— PROMPT —
Report, as a bare number, how many lines of the material below contain the word "June".

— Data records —
# # # #

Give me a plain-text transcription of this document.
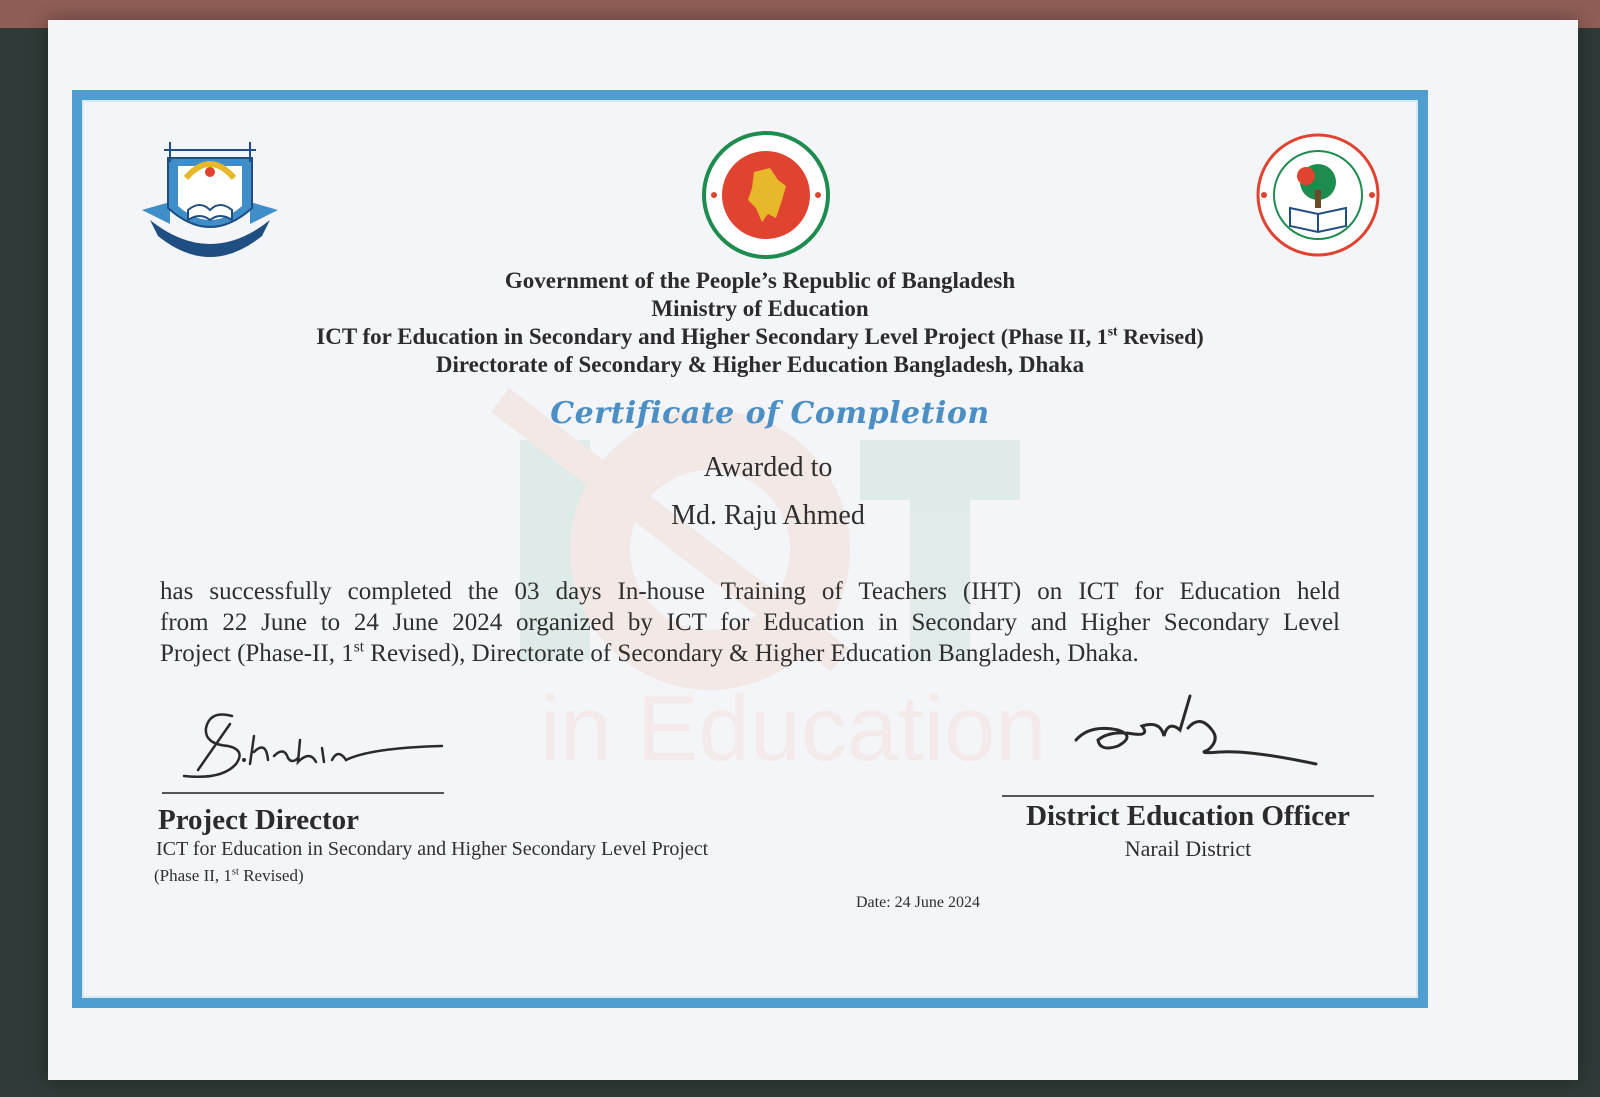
in Education
Government of the People’s Republic of Bangladesh
Ministry of Education
ICT for Education in Secondary and Higher Secondary Level Project (Phase II, 1st Revised)
Directorate of Secondary & Higher Education Bangladesh, Dhaka
Certificate of Completion
Awarded to
Md. Raju Ahmed
has successfully completed the 03 days In-house Training of Teachers (IHT) on ICT for Education held
from 22 June to 24 June 2024 organized by ICT for Education in Secondary and Higher Secondary Level
Project (Phase-II, 1st Revised), Directorate of Secondary & Higher Education Bangladesh, Dhaka.
Project Director
ICT for Education in Secondary and Higher Secondary Level Project
(Phase II, 1st Revised)
District Education Officer
Narail District
Date: 24 June 2024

# # # #

— CORRECT RESULT —
2